-- TASK --
Repeat the listing in full, exactly as it stands.

-- EXERCISE MATERIAL --
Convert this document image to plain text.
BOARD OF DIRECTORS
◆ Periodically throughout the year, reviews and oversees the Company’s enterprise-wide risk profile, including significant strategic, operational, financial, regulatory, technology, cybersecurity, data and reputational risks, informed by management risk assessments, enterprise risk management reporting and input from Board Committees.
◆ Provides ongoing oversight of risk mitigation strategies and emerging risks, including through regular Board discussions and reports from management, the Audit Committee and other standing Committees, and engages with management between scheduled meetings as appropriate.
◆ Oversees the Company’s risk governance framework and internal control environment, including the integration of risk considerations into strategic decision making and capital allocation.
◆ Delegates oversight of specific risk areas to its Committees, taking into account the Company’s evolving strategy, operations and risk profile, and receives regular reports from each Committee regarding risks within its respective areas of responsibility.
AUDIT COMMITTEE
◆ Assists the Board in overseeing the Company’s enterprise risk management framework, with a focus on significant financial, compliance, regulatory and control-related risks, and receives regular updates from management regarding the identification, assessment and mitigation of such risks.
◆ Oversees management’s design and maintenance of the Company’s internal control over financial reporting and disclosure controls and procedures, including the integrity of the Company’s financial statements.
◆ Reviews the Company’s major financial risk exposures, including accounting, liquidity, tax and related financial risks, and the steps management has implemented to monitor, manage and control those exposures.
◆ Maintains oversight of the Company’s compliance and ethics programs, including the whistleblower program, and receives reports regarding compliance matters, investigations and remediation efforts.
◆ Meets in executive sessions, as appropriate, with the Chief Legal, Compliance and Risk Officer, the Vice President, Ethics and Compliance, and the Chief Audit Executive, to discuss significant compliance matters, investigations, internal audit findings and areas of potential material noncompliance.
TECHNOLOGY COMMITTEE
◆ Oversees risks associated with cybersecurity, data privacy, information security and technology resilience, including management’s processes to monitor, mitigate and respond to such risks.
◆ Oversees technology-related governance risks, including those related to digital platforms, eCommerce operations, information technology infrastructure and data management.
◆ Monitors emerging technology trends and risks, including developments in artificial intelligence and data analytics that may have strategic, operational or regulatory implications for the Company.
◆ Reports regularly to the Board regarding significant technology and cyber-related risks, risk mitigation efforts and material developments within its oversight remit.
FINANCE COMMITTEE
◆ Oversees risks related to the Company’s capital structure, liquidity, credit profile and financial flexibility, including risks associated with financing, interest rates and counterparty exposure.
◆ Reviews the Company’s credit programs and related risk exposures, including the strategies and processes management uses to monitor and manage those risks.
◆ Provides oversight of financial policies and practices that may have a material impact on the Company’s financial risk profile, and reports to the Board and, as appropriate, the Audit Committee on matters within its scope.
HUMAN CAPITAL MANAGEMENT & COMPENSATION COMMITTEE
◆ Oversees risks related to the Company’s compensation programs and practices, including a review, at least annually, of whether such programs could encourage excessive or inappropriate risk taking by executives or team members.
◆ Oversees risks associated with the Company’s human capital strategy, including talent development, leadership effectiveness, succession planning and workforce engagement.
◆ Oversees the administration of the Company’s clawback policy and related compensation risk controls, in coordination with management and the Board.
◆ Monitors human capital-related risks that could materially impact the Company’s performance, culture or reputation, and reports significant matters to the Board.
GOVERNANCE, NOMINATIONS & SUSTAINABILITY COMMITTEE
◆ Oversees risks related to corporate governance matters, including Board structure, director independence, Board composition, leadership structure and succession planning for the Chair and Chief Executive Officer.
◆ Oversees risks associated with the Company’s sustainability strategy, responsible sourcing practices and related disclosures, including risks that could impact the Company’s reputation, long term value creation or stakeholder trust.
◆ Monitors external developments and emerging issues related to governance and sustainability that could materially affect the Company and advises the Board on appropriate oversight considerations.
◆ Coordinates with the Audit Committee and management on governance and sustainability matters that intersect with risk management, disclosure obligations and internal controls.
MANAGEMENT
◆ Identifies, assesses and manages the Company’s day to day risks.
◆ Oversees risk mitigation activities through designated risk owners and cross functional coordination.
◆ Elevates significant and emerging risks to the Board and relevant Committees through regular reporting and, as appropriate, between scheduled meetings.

-- WRITTEN SOLUTION --
Convert this document image to plain text.
BOARD OF DIRECTORS
◆ Periodically throughout the year, reviews and oversees the Company’s enterprise-wide risk profile, including significant strategic, operational, financial, regulatory, technology, cybersecurity, data and reputational risks, informed by management risk assessments, enterprise risk management reporting and input from Board Committees.
◆ Provides ongoing oversight of risk mitigation strategies and emerging risks, including through regular Board discussions and reports from management, the Audit Committee and other standing Committees, and engages with management between scheduled meetings as appropriate.
◆ Oversees the Company’s risk governance framework and internal control environment, including the integration of risk considerations into strategic decision making and capital allocation.
◆ Delegates oversight of specific risk areas to its Committees, taking into account the Company’s evolving strategy, operations and risk profile, and receives regular reports from each Committee regarding risks within its respective areas of responsibility.
AUDIT COMMITTEE
◆ Assists the Board in overseeing the Company’s enterprise risk management framework, with a focus on significant financial, compliance, regulatory and control-related risks, and receives regular updates from management regarding the identification, assessment and mitigation of such risks.
◆ Oversees management’s design and maintenance of the Company’s internal control over financial reporting and disclosure controls and procedures, including the integrity of the Company’s financial statements.
◆ Reviews the Company’s major financial risk exposures, including accounting, liquidity, tax and related financial risks, and the steps management has implemented to monitor, manage and control those exposures.
◆ Maintains oversight of the Company’s compliance and ethics programs, including the whistleblower program, and receives reports regarding compliance matters, investigations and remediation efforts.
◆ Meets in executive sessions, as appropriate, with the Chief Legal, Compliance and Risk Officer, the Vice President, Ethics and Compliance, and the Chief Audit Executive, to discuss significant compliance matters, investigations, internal audit findings and areas of potential material noncompliance.
TECHNOLOGY COMMITTEE
◆ Oversees risks associated with cybersecurity, data privacy, information security and technology resilience, including management’s processes to monitor, mitigate and respond to such risks.
◆ Oversees technology-related governance risks, including those related to digital platforms, eCommerce operations, information technology infrastructure and data management.
◆ Monitors emerging technology trends and risks, including developments in artificial intelligence and data analytics that may have strategic, operational or regulatory implications for the Company.
◆ Reports regularly to the Board regarding significant technology and cyber-related risks, risk mitigation efforts and material developments within its oversight remit.
FINANCE COMMITTEE
◆ Oversees risks related to the Company’s capital structure, liquidity, credit profile and financial flexibility, including risks associated with financing, interest rates and counterparty exposure.
◆ Reviews the Company’s credit programs and related risk exposures, including the strategies and processes management uses to monitor and manage those risks.
◆ Provides oversight of financial policies and practices that may have a material impact on the Company’s financial risk profile, and reports to the Board and, as appropriate, the Audit Committee on matters within its scope.
HUMAN CAPITAL MANAGEMENT & COMPENSATION COMMITTEE
◆ Oversees risks related to the Company’s compensation programs and practices, including a review, at least annually, of whether such programs could encourage excessive or inappropriate risk taking by executives or team members.
◆ Oversees risks associated with the Company’s human capital strategy, including talent development, leadership effectiveness, succession planning and workforce engagement.
◆ Oversees the administration of the Company’s clawback policy and related compensation risk controls, in coordination with management and the Board.
◆ Monitors human capital-related risks that could materially impact the Company’s performance, culture or reputation, and reports significant matters to the Board.
GOVERNANCE, NOMINATIONS & SUSTAINABILITY COMMITTEE
◆ Oversees risks related to corporate governance matters, including Board structure, director independence, Board composition, leadership structure and succession planning for the Chair and Chief Executive Officer.
◆ Oversees risks associated with the Company’s sustainability strategy, responsible sourcing practices and related disclosures, including risks that could impact the Company’s reputation, long term value creation or stakeholder trust.
◆ Monitors external developments and emerging issues related to governance and sustainability that could materially affect the Company and advises the Board on appropriate oversight considerations.
◆ Coordinates with the Audit Committee and management on governance and sustainability matters that intersect with risk management, disclosure obligations and internal controls.
MANAGEMENT
◆ Identifies, assesses and manages the Company’s day to day risks.
◆ Oversees risk mitigation activities through designated risk owners and cross functional coordination.
◆ Elevates significant and emerging risks to the Board and relevant Committees through regular reporting and, as appropriate, between scheduled meetings.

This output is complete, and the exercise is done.